§ Work to be completed
In the records, change every "fiji-point" to "fiji-marker" in everything from the line containing "delaware-swatch (585, 104, 605, 124)" down to the line containing "chart-title: IMMIGRANTS FROM", and give only those lines back with nothing else altered.

::::::

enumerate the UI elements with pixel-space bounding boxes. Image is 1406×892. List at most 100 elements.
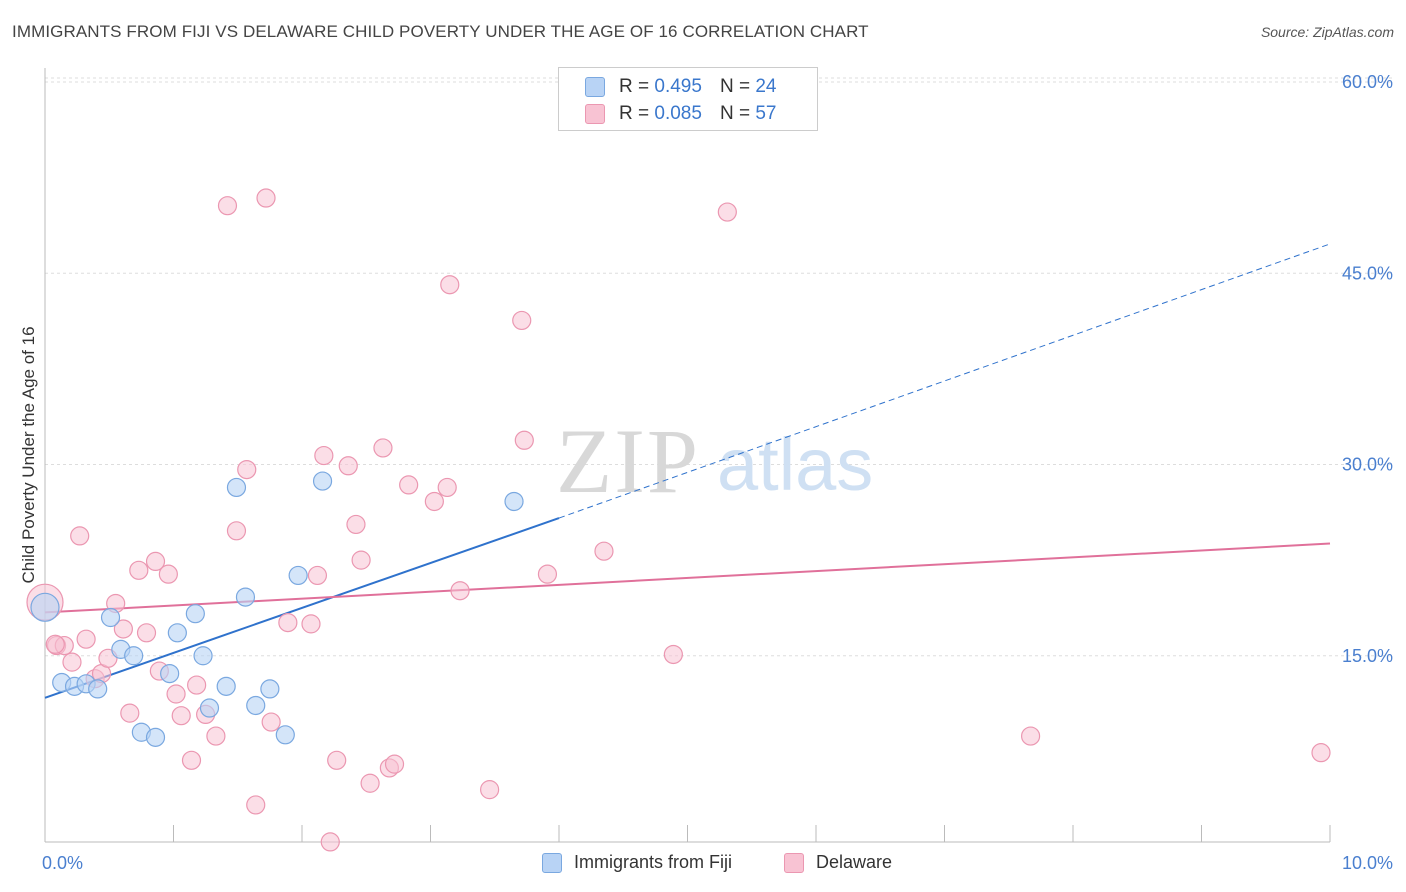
delaware-swatch (585, 104, 605, 124)
fiji-point (216, 676, 236, 696)
delaware-point (594, 541, 614, 561)
fiji-point (30, 592, 60, 622)
fiji-point (288, 565, 308, 586)
delaware-point (166, 684, 186, 704)
delaware-point (45, 634, 65, 654)
delaware-point (450, 581, 470, 601)
delaware-point (226, 521, 247, 541)
delaware-point (261, 712, 281, 732)
delaware-point (360, 773, 380, 793)
fiji-point (275, 725, 295, 745)
axes: 0.0% 10.0% (42, 68, 1393, 873)
delaware-point (424, 491, 444, 512)
chart-title: IMMIGRANTS FROM FIJI VS DELAWARE CHILD P… (12, 22, 869, 41)
fiji-point (88, 679, 108, 699)
source-label: Source: ZipAtlas.com (1260, 24, 1394, 40)
delaware-point (129, 560, 149, 580)
legend-fiji-r-value: 0.495 (654, 76, 702, 97)
legend-fiji-n-label: N = (719, 76, 751, 97)
fiji-point (504, 491, 524, 512)
delaware-point (206, 726, 226, 746)
bottom-fiji-swatch (542, 852, 562, 873)
delaware-point (278, 612, 298, 633)
delaware-point (437, 477, 457, 498)
legend-fiji-r-label: R = (619, 76, 650, 97)
y-tick-label: 30.0% (1342, 455, 1393, 475)
fiji-point (160, 663, 180, 684)
fiji-point (260, 679, 280, 699)
delaware-point (346, 514, 366, 535)
y-tick-label: 15.0% (1342, 646, 1393, 666)
delaware-point (256, 188, 276, 208)
delaware-point (373, 438, 393, 458)
delaware-point (338, 456, 358, 476)
fiji-point (124, 646, 144, 666)
fiji-trend-line (44, 517, 560, 699)
y-tick-label: 60.0% (1342, 72, 1393, 92)
fiji-point (226, 477, 247, 498)
stats-legend: R = 0.495 N = 24 R = 0.085 N = 57 (558, 67, 818, 131)
fiji-point (185, 604, 205, 624)
bottom-legend-delaware: Delaware (784, 852, 892, 873)
delaware-points (26, 188, 1331, 852)
delaware-point (217, 196, 238, 216)
x-tick-label: 10.0% (1342, 853, 1393, 873)
delaware-point (537, 564, 558, 584)
fiji-point (246, 695, 266, 716)
delaware-point (327, 750, 347, 770)
delaware-point (307, 565, 328, 586)
delaware-point (480, 780, 500, 800)
delaware-point (351, 550, 371, 570)
fiji-point (312, 471, 333, 491)
fiji-points (30, 471, 524, 747)
delaware-point (440, 275, 460, 295)
delaware-point (76, 629, 96, 649)
y-axis-label: Child Poverty Under the Age of 16 (19, 326, 38, 583)
fiji-point (167, 623, 187, 643)
fiji-point (199, 698, 220, 718)
delaware-point (514, 430, 534, 450)
legend-delaware-r-value: 0.085 (654, 103, 702, 124)
delaware-point (399, 475, 419, 495)
delaware-point (512, 310, 532, 331)
watermark: ZIP atlas (556, 410, 873, 512)
delaware-point (136, 623, 157, 643)
delaware-point (301, 614, 321, 634)
bottom-fiji-label: Immigrants from Fiji (574, 852, 733, 872)
delaware-trend-line (44, 542, 1331, 614)
legend-delaware-n-label: N = (719, 103, 751, 124)
delaware-point (320, 832, 340, 852)
legend-delaware-n-value: 57 (755, 103, 777, 124)
delaware-point (158, 564, 178, 584)
delaware-point (663, 644, 683, 665)
delaware-point (171, 706, 191, 726)
watermark-zip: ZIP (556, 410, 700, 512)
fiji-point (100, 607, 121, 628)
fiji-trend-extension (558, 243, 1331, 519)
trend-lines (44, 243, 1331, 699)
delaware-point (384, 754, 405, 774)
delaware-point (145, 551, 166, 572)
delaware-point (113, 619, 133, 639)
delaware-point (120, 703, 140, 723)
delaware-point (62, 652, 82, 672)
fiji-point (193, 646, 213, 666)
legend-delaware-r-label: R = (619, 103, 650, 124)
delaware-point (187, 675, 207, 695)
delaware-point (314, 445, 334, 466)
fiji-swatch (585, 77, 605, 97)
legend-row-delaware: R = 0.085 N = 57 (585, 102, 776, 126)
delaware-point (1020, 726, 1041, 746)
delaware-point (717, 202, 737, 222)
legend-fiji-n-value: 24 (755, 76, 777, 97)
delaware-point (237, 460, 257, 480)
watermark-atlas: atlas (717, 423, 873, 506)
delaware-point (1311, 743, 1331, 763)
delaware-point (181, 750, 202, 770)
bottom-legend-fiji: Immigrants from Fiji (542, 852, 732, 873)
legend-row-fiji: R = 0.495 N = 24 (585, 75, 776, 99)
fiji-point (145, 727, 166, 747)
delaware-point (246, 795, 266, 815)
bottom-delaware-label: Delaware (816, 852, 893, 872)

::::::

§ Reply to the task
delaware-swatch (585, 104, 605, 124)
fiji-marker (216, 676, 236, 696)
delaware-point (594, 541, 614, 561)
fiji-marker (30, 592, 60, 622)
fiji-marker (288, 565, 308, 586)
delaware-point (166, 684, 186, 704)
delaware-point (45, 634, 65, 654)
delaware-point (450, 581, 470, 601)
delaware-point (226, 521, 247, 541)
delaware-point (261, 712, 281, 732)
delaware-point (360, 773, 380, 793)
fiji-marker (275, 725, 295, 745)
axes: 0.0% 10.0% (42, 68, 1393, 873)
delaware-point (424, 491, 444, 512)
chart-title: IMMIGRANTS FROM FIJI VS DELAWARE CHILD P… (12, 22, 869, 41)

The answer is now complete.